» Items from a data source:

# # # #

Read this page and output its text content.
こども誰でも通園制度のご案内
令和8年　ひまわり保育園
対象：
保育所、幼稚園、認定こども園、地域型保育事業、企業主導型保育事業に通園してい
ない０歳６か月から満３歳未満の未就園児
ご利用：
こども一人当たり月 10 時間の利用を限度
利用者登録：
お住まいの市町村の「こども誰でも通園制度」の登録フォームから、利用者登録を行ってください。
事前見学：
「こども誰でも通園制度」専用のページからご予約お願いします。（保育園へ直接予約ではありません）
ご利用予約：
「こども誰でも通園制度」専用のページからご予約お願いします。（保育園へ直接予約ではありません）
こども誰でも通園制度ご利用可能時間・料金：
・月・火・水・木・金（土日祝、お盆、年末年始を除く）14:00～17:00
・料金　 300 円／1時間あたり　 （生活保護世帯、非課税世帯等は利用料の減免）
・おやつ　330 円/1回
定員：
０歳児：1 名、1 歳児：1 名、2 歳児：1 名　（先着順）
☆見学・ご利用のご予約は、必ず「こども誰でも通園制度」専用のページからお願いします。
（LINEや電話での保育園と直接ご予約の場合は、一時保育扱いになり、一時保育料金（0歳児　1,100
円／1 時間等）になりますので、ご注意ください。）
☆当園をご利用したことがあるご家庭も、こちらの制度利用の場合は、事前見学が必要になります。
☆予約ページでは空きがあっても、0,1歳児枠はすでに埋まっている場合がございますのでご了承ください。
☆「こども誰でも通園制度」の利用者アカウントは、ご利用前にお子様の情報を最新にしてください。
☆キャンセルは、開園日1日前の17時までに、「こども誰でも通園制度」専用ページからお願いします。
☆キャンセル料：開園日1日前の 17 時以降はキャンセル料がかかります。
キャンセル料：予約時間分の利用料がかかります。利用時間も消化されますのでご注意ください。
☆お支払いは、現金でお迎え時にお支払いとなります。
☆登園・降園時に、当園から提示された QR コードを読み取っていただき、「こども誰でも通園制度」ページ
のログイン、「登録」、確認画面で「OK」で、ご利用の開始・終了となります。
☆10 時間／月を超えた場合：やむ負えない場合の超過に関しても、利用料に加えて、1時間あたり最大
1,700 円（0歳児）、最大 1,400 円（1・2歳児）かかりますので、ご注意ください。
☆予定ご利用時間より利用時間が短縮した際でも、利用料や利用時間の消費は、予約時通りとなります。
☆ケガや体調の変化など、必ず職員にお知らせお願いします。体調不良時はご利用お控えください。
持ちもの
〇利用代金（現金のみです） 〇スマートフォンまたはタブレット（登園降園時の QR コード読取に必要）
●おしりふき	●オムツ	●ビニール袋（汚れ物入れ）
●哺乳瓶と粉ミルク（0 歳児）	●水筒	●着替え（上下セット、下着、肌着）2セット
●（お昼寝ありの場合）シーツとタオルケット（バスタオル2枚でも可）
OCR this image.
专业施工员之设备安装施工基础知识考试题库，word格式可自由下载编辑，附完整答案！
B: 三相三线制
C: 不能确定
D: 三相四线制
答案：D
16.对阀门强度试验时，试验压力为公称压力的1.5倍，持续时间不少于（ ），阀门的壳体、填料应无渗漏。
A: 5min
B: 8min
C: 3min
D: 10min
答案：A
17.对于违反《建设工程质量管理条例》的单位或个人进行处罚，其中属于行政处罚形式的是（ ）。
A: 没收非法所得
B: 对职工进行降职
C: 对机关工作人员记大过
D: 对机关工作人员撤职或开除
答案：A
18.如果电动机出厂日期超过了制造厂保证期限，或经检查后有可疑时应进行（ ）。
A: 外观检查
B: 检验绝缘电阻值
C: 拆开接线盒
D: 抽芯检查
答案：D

# # # #

» What is required: Exactly as written above, please repeat the entries.

» Response:
Read this page and output its text content.
こども誰でも通園制度のご案内
令和8年　ひまわり保育園
対象：
保育所、幼稚園、認定こども園、地域型保育事業、企業主導型保育事業に通園してい
ない０歳６か月から満３歳未満の未就園児
ご利用：
こども一人当たり月 10 時間の利用を限度
利用者登録：
お住まいの市町村の「こども誰でも通園制度」の登録フォームから、利用者登録を行ってください。
事前見学：
「こども誰でも通園制度」専用のページからご予約お願いします。（保育園へ直接予約ではありません）
ご利用予約：
「こども誰でも通園制度」専用のページからご予約お願いします。（保育園へ直接予約ではありません）
こども誰でも通園制度ご利用可能時間・料金：
・月・火・水・木・金（土日祝、お盆、年末年始を除く）14:00～17:00
・料金　 300 円／1時間あたり　 （生活保護世帯、非課税世帯等は利用料の減免）
・おやつ　330 円/1回
定員：
０歳児：1 名、1 歳児：1 名、2 歳児：1 名　（先着順）
☆見学・ご利用のご予約は、必ず「こども誰でも通園制度」専用のページからお願いします。
（LINEや電話での保育園と直接ご予約の場合は、一時保育扱いになり、一時保育料金（0歳児　1,100
円／1 時間等）になりますので、ご注意ください。）
☆当園をご利用したことがあるご家庭も、こちらの制度利用の場合は、事前見学が必要になります。
☆予約ページでは空きがあっても、0,1歳児枠はすでに埋まっている場合がございますのでご了承ください。
☆「こども誰でも通園制度」の利用者アカウントは、ご利用前にお子様の情報を最新にしてください。
☆キャンセルは、開園日1日前の17時までに、「こども誰でも通園制度」専用ページからお願いします。
☆キャンセル料：開園日1日前の 17 時以降はキャンセル料がかかります。
キャンセル料：予約時間分の利用料がかかります。利用時間も消化されますのでご注意ください。
☆お支払いは、現金でお迎え時にお支払いとなります。
☆登園・降園時に、当園から提示された QR コードを読み取っていただき、「こども誰でも通園制度」ページ
のログイン、「登録」、確認画面で「OK」で、ご利用の開始・終了となります。
☆10 時間／月を超えた場合：やむ負えない場合の超過に関しても、利用料に加えて、1時間あたり最大
1,700 円（0歳児）、最大 1,400 円（1・2歳児）かかりますので、ご注意ください。
☆予定ご利用時間より利用時間が短縮した際でも、利用料や利用時間の消費は、予約時通りとなります。
☆ケガや体調の変化など、必ず職員にお知らせお願いします。体調不良時はご利用お控えください。
持ちもの
〇利用代金（現金のみです） 〇スマートフォンまたはタブレット（登園降園時の QR コード読取に必要）
●おしりふき	●オムツ	●ビニール袋（汚れ物入れ）
●哺乳瓶と粉ミルク（0 歳児）	●水筒	●着替え（上下セット、下着、肌着）2セット
●（お昼寝ありの場合）シーツとタオルケット（バスタオル2枚でも可）
OCR this image.
专业施工员之设备安装施工基础知识考试题库，word格式可自由下载编辑，附完整答案！
B: 三相三线制
C: 不能确定
D: 三相四线制
答案：D
16.对阀门强度试验时，试验压力为公称压力的1.5倍，持续时间不少于（ ），阀门的壳体、填料应无渗漏。
A: 5min
B: 8min
C: 3min
D: 10min
答案：A
17.对于违反《建设工程质量管理条例》的单位或个人进行处罚，其中属于行政处罚形式的是（ ）。
A: 没收非法所得
B: 对职工进行降职
C: 对机关工作人员记大过
D: 对机关工作人员撤职或开除
答案：A
18.如果电动机出厂日期超过了制造厂保证期限，或经检查后有可疑时应进行（ ）。
A: 外观检查
B: 检验绝缘电阻值
C: 拆开接线盒
D: 抽芯检查
答案：D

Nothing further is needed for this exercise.